**SUPPLIED MATERIAL**.
%%

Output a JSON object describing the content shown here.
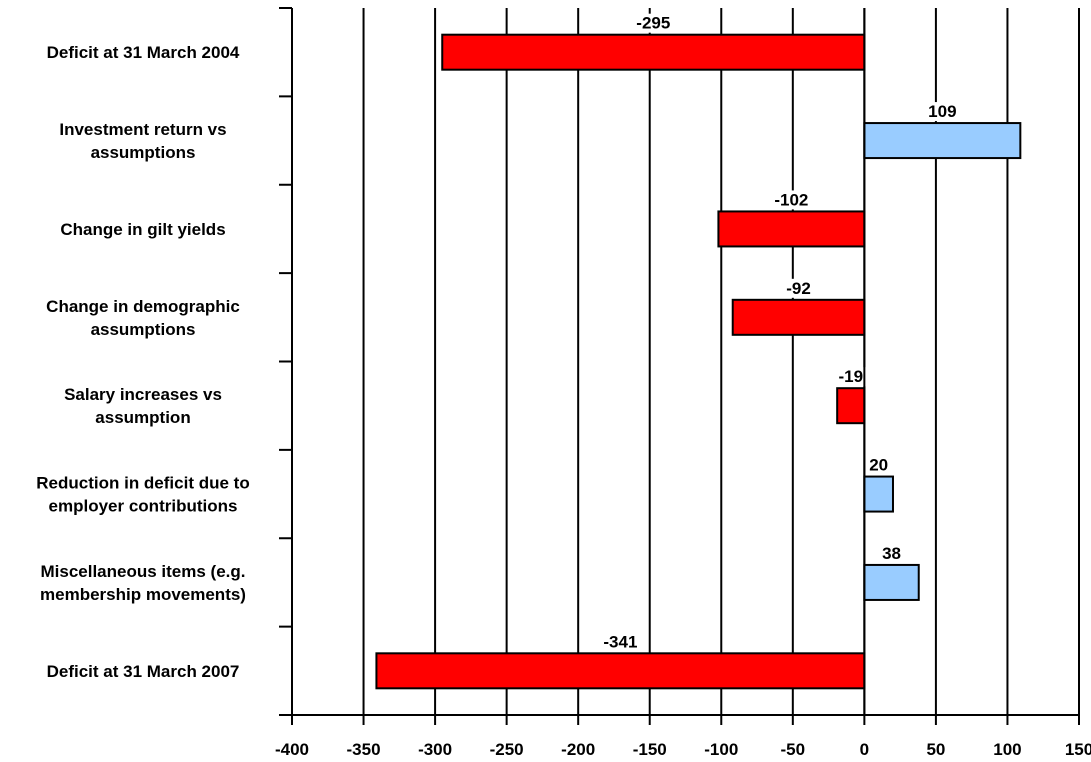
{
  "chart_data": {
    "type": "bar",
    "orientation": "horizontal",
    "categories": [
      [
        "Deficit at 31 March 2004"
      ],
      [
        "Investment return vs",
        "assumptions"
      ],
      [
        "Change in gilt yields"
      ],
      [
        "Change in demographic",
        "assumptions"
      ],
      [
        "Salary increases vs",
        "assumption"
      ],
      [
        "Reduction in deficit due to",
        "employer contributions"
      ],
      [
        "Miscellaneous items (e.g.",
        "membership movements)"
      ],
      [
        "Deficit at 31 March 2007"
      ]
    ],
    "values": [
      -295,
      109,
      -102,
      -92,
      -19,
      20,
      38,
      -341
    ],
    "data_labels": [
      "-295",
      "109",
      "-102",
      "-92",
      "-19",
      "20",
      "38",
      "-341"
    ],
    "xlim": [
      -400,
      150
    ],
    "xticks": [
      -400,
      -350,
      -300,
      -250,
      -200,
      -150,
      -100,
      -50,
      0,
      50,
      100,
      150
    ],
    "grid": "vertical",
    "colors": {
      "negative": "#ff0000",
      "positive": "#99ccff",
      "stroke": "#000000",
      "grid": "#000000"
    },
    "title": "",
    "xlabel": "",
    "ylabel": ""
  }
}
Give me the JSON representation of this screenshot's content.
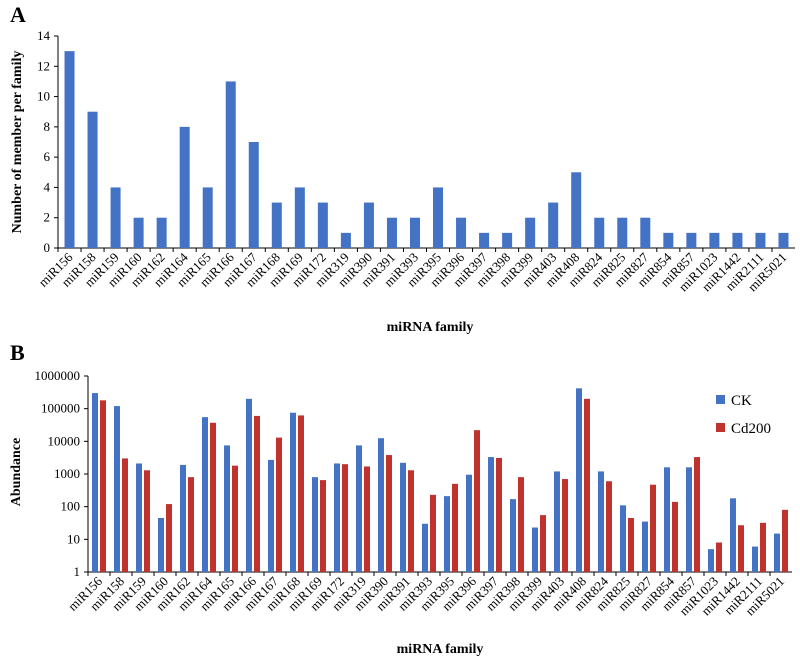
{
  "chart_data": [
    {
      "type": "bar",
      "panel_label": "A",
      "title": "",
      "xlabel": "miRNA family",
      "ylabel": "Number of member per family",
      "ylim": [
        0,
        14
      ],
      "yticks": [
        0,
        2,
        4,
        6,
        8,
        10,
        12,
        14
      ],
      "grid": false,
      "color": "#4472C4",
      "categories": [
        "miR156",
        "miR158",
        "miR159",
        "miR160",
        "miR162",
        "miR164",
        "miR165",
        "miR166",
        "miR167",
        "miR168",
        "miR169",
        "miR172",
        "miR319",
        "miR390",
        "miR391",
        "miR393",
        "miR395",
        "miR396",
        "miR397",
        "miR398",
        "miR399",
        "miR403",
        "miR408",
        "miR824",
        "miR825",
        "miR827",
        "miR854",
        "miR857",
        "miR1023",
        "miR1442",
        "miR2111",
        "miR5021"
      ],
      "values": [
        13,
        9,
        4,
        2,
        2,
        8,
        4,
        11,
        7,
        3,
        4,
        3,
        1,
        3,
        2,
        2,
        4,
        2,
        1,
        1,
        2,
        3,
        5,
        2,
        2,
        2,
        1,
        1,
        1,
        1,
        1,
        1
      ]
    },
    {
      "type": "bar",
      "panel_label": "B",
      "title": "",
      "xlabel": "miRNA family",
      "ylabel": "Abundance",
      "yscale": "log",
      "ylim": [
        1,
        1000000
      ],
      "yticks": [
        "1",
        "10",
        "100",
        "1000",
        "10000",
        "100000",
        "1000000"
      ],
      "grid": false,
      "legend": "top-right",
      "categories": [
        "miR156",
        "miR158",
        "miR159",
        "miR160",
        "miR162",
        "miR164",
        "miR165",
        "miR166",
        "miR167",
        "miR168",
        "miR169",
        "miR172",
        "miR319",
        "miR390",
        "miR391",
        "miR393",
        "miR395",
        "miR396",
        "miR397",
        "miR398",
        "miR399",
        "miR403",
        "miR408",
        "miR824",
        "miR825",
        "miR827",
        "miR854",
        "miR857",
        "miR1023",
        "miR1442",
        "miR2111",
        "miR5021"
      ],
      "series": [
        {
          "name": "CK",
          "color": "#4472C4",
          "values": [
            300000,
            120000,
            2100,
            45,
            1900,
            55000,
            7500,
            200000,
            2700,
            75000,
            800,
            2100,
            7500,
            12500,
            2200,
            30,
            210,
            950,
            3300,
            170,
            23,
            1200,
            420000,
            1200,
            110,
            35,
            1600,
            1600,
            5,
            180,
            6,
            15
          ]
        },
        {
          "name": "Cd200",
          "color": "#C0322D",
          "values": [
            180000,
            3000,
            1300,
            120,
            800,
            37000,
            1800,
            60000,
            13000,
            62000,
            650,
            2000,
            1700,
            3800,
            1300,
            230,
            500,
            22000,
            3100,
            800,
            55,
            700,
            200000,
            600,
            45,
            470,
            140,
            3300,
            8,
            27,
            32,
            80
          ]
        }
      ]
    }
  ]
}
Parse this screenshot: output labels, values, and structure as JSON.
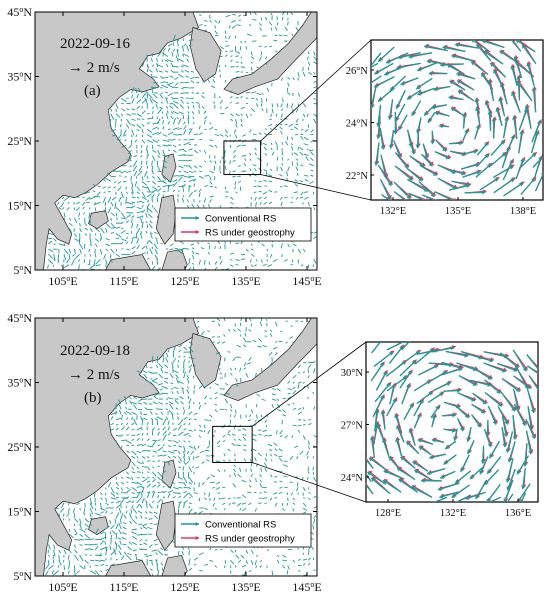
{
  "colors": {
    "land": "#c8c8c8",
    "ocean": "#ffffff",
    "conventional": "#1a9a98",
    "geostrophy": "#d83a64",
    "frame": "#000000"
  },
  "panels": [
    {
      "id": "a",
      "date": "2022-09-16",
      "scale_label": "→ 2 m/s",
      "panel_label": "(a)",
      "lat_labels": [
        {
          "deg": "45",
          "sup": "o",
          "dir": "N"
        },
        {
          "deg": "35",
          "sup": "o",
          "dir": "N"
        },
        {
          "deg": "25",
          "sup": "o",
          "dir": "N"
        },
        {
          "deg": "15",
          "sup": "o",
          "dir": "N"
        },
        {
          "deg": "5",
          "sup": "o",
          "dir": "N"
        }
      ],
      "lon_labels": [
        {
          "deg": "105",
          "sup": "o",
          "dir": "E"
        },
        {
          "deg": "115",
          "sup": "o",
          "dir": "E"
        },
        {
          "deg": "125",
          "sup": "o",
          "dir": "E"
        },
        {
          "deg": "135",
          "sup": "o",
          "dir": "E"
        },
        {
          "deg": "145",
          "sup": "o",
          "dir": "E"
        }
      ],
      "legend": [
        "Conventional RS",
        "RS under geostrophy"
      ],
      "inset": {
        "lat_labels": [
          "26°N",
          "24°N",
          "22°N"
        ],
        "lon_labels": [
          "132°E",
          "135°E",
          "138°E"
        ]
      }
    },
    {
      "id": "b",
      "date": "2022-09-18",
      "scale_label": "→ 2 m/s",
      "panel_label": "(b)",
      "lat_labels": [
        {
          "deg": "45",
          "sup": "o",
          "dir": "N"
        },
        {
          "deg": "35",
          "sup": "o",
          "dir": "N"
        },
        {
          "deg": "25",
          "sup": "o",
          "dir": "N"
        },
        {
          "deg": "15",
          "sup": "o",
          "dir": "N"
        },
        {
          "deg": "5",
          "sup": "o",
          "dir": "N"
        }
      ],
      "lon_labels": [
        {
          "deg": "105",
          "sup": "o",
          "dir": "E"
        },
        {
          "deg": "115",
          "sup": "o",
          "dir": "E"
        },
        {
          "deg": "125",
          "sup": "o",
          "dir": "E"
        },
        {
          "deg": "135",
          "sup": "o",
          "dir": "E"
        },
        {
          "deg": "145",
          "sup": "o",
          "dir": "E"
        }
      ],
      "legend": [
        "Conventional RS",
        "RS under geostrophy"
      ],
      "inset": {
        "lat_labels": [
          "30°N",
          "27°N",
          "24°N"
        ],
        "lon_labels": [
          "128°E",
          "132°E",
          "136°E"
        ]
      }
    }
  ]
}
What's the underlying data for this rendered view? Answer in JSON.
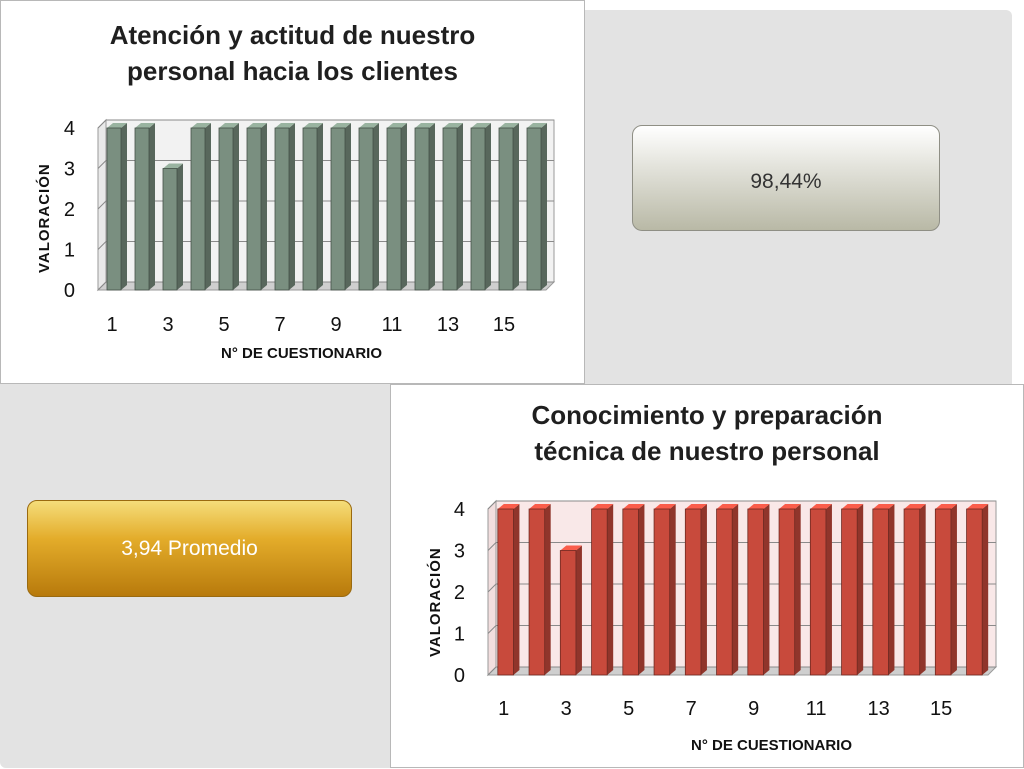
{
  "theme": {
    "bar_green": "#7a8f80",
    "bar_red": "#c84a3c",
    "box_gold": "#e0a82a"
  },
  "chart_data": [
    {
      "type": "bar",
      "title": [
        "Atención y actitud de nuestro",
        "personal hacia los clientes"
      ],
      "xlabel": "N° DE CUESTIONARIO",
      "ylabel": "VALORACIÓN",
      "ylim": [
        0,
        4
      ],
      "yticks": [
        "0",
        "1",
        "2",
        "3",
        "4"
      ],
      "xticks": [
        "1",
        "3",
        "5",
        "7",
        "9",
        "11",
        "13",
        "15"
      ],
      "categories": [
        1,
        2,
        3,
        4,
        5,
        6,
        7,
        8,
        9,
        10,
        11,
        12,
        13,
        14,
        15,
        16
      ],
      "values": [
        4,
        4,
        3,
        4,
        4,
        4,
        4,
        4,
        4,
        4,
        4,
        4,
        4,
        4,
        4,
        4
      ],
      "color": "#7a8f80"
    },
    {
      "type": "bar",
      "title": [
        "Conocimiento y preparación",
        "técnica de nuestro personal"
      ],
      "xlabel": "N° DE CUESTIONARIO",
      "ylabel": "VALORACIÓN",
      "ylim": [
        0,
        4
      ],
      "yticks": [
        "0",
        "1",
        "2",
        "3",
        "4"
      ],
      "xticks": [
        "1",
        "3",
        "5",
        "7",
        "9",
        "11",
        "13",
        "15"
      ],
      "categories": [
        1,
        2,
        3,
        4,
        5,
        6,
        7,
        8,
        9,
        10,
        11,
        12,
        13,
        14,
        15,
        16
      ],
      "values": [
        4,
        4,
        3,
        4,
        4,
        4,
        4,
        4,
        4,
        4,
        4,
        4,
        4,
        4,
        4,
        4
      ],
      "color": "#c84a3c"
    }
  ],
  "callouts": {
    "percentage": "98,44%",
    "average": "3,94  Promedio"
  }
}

%%

**WHAT YOU NEED TO DO**. Copy out every line with the word "March".

**ANSWER TO THIS TASK**.
        "Deficit at 31 March 2004"
        "Deficit at 31 March 2007"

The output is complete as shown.